(Excerpt from a dataset)

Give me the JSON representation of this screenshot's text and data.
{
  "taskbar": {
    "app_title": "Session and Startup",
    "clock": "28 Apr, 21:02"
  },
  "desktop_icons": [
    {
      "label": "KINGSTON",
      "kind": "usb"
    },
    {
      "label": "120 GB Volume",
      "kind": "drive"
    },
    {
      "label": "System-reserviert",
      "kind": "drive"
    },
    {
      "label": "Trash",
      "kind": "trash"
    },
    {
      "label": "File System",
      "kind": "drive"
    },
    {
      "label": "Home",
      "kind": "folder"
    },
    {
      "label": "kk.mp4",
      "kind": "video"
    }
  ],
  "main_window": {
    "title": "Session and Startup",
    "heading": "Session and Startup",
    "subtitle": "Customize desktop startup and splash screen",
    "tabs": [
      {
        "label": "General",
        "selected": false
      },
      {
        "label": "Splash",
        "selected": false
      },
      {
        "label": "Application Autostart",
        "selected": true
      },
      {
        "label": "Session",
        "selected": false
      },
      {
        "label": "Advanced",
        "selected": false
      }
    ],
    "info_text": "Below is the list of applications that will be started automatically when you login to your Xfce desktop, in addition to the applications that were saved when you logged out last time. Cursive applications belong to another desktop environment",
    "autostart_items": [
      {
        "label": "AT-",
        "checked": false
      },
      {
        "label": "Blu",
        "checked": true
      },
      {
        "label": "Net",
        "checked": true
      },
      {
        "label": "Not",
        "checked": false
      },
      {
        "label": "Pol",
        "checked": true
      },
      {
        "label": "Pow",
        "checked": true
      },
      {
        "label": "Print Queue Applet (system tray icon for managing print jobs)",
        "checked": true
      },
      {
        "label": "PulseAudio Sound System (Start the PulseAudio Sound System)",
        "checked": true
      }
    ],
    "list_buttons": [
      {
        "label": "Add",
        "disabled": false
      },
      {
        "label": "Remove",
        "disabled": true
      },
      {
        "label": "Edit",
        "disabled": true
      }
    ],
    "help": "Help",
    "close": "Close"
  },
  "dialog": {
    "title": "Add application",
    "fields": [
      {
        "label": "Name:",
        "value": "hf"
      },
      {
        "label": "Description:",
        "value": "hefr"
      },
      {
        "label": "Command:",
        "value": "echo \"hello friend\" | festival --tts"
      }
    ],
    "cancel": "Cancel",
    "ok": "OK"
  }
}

What is required
Extract the entries above verbatim.

Result of the exercise
Give me the JSON representation of this screenshot's text and data.
{
  "taskbar": {
    "app_title": "Session and Startup",
    "clock": "28 Apr, 21:02"
  },
  "desktop_icons": [
    {
      "label": "KINGSTON",
      "kind": "usb"
    },
    {
      "label": "120 GB Volume",
      "kind": "drive"
    },
    {
      "label": "System-reserviert",
      "kind": "drive"
    },
    {
      "label": "Trash",
      "kind": "trash"
    },
    {
      "label": "File System",
      "kind": "drive"
    },
    {
      "label": "Home",
      "kind": "folder"
    },
    {
      "label": "kk.mp4",
      "kind": "video"
    }
  ],
  "main_window": {
    "title": "Session and Startup",
    "heading": "Session and Startup",
    "subtitle": "Customize desktop startup and splash screen",
    "tabs": [
      {
        "label": "General",
        "selected": false
      },
      {
        "label": "Splash",
        "selected": false
      },
      {
        "label": "Application Autostart",
        "selected": true
      },
      {
        "label": "Session",
        "selected": false
      },
      {
        "label": "Advanced",
        "selected": false
      }
    ],
    "info_text": "Below is the list of applications that will be started automatically when you login to your Xfce desktop, in addition to the applications that were saved when you logged out last time. Cursive applications belong to another desktop environment",
    "autostart_items": [
      {
        "label": "AT-",
        "checked": false
      },
      {
        "label": "Blu",
        "checked": true
      },
      {
        "label": "Net",
        "checked": true
      },
      {
        "label": "Not",
        "checked": false
      },
      {
        "label": "Pol",
        "checked": true
      },
      {
        "label": "Pow",
        "checked": true
      },
      {
        "label": "Print Queue Applet (system tray icon for managing print jobs)",
        "checked": true
      },
      {
        "label": "PulseAudio Sound System (Start the PulseAudio Sound System)",
        "checked": true
      }
    ],
    "list_buttons": [
      {
        "label": "Add",
        "disabled": false
      },
      {
        "label": "Remove",
        "disabled": true
      },
      {
        "label": "Edit",
        "disabled": true
      }
    ],
    "help": "Help",
    "close": "Close"
  },
  "dialog": {
    "title": "Add application",
    "fields": [
      {
        "label": "Name:",
        "value": "hf"
      },
      {
        "label": "Description:",
        "value": "hefr"
      },
      {
        "label": "Command:",
        "value": "echo \"hello friend\" | festival --tts"
      }
    ],
    "cancel": "Cancel",
    "ok": "OK"
  }
}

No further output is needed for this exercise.